SUPPLIED ENTRIES:
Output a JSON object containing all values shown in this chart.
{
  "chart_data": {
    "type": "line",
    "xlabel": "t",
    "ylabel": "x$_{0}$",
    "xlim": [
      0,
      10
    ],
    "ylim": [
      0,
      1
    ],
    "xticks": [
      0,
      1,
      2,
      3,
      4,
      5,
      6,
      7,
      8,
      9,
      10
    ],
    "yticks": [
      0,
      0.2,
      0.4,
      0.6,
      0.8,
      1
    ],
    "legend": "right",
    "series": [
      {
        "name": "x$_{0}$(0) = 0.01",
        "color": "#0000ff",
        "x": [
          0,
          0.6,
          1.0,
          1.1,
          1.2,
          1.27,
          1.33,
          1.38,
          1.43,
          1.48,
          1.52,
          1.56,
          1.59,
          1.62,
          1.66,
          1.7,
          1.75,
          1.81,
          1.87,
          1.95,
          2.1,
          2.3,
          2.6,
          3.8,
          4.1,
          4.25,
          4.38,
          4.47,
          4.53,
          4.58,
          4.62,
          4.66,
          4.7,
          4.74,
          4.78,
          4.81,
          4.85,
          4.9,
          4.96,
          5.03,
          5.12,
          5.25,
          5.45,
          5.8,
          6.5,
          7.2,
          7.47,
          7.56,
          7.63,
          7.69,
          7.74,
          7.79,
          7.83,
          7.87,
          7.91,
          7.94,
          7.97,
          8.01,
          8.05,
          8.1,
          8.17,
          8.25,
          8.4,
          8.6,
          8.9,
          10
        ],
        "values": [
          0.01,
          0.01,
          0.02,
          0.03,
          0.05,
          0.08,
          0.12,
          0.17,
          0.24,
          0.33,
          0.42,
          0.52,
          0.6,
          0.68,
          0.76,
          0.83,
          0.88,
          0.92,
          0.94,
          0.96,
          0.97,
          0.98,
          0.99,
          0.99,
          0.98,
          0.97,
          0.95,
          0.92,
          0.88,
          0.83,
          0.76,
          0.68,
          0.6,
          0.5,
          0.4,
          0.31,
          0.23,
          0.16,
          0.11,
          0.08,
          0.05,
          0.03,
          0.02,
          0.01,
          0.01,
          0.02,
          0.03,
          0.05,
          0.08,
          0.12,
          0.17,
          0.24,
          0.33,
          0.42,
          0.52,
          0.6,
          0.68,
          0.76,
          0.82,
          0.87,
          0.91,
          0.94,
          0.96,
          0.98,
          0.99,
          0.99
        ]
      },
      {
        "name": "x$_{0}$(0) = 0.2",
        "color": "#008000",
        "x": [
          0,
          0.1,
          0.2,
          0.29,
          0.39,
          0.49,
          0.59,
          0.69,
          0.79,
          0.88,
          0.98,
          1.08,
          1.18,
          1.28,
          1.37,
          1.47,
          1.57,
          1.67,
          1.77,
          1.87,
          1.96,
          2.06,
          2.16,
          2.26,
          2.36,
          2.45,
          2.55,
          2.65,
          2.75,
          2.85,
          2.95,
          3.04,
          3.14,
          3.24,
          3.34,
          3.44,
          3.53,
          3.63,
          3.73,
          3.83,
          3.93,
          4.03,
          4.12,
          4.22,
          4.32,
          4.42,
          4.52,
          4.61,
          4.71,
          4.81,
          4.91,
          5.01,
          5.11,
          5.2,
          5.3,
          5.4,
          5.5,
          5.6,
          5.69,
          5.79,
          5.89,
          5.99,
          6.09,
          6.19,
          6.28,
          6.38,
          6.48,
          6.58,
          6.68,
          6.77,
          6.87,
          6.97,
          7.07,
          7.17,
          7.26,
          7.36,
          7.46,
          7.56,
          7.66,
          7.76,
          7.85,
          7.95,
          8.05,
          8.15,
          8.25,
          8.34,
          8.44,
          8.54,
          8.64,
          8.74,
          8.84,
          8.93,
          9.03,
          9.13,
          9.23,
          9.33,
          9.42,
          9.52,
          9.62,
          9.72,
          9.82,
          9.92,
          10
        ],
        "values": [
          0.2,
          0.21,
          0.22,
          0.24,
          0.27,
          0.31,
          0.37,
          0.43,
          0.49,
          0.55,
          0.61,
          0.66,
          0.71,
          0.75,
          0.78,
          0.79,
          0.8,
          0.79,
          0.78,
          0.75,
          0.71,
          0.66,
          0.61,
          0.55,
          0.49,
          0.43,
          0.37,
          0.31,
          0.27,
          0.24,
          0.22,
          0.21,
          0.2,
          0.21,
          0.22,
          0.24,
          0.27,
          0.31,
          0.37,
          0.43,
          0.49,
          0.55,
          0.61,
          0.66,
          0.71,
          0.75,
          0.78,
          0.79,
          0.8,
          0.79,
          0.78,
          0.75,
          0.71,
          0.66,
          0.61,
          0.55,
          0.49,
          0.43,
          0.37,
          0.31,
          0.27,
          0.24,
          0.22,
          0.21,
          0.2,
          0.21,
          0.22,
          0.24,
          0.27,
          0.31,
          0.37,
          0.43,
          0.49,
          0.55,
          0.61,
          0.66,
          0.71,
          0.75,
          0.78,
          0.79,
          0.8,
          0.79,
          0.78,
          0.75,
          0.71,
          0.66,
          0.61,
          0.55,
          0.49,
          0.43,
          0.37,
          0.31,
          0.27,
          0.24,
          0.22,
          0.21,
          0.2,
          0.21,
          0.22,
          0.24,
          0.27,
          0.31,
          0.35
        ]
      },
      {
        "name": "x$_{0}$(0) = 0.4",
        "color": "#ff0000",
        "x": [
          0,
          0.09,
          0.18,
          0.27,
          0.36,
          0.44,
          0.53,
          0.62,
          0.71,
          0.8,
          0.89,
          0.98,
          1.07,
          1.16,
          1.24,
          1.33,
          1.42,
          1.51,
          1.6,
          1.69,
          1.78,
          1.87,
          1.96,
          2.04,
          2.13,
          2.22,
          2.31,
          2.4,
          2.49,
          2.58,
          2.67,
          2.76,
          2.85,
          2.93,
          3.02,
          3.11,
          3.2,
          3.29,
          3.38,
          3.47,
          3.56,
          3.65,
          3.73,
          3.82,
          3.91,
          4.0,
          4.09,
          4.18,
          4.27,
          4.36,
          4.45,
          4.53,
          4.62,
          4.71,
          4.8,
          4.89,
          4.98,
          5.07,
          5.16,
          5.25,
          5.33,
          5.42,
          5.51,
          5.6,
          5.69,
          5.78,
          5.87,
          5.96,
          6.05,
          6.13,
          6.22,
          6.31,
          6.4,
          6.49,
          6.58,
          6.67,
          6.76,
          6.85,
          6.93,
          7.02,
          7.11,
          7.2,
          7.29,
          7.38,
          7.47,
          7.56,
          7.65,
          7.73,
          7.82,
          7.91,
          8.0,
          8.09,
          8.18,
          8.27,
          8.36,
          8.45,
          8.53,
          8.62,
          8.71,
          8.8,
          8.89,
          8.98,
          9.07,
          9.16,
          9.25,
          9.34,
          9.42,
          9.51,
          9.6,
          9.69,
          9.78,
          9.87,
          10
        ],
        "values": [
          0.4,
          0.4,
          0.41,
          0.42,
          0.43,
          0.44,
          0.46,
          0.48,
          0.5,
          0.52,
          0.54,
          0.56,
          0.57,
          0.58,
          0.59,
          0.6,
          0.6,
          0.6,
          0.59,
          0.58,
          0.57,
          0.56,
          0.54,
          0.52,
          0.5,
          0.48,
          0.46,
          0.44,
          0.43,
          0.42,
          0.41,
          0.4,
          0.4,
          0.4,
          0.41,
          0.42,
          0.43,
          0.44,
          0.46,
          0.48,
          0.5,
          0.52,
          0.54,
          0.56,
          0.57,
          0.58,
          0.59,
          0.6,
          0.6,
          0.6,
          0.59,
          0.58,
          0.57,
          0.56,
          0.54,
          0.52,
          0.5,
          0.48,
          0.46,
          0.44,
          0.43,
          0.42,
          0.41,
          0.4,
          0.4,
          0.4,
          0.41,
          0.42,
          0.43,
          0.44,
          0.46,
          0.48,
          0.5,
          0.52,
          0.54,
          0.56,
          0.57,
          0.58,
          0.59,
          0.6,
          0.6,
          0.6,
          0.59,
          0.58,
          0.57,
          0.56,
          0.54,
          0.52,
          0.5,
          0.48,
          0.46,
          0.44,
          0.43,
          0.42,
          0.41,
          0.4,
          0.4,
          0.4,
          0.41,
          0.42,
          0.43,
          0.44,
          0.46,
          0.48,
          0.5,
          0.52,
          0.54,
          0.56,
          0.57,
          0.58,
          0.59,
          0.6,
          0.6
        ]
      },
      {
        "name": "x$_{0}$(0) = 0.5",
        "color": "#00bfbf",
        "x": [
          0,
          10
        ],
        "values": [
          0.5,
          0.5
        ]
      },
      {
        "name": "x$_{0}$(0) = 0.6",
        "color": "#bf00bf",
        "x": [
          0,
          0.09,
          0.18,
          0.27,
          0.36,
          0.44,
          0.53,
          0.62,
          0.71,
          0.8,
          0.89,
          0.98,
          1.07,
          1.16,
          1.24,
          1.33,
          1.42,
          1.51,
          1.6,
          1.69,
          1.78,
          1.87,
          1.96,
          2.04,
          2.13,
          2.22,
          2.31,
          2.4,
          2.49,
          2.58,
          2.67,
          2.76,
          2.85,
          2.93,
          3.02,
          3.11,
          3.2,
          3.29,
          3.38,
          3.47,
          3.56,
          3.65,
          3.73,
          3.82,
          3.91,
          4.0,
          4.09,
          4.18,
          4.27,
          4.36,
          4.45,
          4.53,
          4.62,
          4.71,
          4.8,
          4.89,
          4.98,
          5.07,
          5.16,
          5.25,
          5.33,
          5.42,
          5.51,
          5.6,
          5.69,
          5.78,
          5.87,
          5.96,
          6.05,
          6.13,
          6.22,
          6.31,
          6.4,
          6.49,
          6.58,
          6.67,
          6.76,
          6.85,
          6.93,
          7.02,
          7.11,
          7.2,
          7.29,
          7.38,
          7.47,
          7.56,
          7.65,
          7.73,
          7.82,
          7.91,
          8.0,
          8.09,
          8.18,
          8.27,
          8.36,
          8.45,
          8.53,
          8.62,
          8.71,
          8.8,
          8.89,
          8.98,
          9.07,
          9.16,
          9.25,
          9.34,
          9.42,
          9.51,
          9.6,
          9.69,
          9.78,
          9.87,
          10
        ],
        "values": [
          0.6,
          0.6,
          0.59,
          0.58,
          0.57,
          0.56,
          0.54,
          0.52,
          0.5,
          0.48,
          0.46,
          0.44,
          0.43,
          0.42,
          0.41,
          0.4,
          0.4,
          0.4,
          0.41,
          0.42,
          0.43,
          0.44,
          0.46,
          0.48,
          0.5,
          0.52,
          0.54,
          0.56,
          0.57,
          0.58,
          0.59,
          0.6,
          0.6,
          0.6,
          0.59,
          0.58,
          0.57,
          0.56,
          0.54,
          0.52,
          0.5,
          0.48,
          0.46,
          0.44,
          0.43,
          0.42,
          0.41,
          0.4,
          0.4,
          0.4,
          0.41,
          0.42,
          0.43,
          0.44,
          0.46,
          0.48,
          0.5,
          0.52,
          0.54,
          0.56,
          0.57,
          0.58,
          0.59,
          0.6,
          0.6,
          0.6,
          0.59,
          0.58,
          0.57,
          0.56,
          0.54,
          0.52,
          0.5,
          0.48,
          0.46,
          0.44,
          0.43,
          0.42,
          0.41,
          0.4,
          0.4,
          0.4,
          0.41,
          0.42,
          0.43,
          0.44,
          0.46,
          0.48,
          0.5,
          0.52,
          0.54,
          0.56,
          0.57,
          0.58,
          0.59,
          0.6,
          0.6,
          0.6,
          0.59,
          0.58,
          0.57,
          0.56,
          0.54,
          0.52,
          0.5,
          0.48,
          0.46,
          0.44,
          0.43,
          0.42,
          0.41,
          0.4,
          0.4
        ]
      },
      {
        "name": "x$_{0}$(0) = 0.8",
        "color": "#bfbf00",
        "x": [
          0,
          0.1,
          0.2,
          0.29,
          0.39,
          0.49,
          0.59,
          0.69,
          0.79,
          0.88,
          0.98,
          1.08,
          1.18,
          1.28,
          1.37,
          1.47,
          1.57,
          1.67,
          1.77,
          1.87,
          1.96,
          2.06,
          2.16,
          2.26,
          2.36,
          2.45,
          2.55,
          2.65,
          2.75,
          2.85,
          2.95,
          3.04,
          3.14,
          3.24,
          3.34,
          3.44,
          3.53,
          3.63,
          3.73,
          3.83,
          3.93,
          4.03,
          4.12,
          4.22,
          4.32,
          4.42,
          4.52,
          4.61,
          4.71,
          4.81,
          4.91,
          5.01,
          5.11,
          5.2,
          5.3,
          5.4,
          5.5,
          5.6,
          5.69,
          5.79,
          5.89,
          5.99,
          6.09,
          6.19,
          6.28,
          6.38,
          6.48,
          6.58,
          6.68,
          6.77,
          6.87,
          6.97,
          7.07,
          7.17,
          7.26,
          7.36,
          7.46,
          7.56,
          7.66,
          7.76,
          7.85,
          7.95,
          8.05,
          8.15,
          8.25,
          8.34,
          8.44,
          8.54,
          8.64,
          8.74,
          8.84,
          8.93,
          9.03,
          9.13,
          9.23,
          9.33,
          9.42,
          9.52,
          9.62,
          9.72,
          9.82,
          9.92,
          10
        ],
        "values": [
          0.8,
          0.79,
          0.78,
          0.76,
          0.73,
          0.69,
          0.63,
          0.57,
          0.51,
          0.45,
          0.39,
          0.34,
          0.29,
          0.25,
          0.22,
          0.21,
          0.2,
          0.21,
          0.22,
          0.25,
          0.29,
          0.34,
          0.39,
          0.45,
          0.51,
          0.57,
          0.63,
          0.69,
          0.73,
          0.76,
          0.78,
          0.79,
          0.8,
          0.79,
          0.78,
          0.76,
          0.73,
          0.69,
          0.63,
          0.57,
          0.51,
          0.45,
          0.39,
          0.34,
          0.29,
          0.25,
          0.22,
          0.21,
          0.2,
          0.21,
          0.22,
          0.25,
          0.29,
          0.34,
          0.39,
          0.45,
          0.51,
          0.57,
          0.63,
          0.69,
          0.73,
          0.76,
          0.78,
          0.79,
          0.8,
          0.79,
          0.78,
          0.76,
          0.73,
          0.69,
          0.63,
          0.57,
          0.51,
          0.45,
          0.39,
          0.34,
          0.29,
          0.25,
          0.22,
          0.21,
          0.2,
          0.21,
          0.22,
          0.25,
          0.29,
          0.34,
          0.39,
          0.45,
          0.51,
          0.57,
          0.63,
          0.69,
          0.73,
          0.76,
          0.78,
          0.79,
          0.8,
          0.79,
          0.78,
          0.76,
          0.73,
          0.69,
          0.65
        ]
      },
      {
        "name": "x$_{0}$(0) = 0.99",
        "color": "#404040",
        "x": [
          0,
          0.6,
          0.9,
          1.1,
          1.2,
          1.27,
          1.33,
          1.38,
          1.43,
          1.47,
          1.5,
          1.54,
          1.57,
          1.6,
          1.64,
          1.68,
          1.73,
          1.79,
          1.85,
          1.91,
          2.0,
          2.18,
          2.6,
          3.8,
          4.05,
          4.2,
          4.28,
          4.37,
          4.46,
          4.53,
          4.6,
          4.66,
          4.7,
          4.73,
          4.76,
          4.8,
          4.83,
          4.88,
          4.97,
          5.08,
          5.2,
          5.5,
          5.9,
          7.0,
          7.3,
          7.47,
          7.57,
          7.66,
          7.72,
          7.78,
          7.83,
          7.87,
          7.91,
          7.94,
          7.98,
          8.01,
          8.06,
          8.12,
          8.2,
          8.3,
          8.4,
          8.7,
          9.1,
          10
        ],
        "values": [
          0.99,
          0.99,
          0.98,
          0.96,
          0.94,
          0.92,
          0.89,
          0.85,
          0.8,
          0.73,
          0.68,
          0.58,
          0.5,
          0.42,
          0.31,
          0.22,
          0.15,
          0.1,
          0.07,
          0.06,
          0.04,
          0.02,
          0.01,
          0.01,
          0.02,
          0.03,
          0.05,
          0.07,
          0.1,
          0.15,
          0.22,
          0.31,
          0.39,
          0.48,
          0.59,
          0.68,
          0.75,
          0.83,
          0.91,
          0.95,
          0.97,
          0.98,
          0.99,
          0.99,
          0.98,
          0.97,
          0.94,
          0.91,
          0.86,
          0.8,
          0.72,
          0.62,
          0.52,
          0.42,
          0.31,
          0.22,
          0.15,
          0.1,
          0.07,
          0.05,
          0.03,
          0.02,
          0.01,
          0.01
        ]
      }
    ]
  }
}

PROBLEM: Search the lines for the string "name" and copy every line that has it.

ANSWER IN FULL:
        "name": "x$_{0}$(0) = 0.01",
        "name": "x$_{0}$(0) = 0.2",
        "name": "x$_{0}$(0) = 0.4",
        "name": "x$_{0}$(0) = 0.5",
        "name": "x$_{0}$(0) = 0.6",
        "name": "x$_{0}$(0) = 0.8",
        "name": "x$_{0}$(0) = 0.99",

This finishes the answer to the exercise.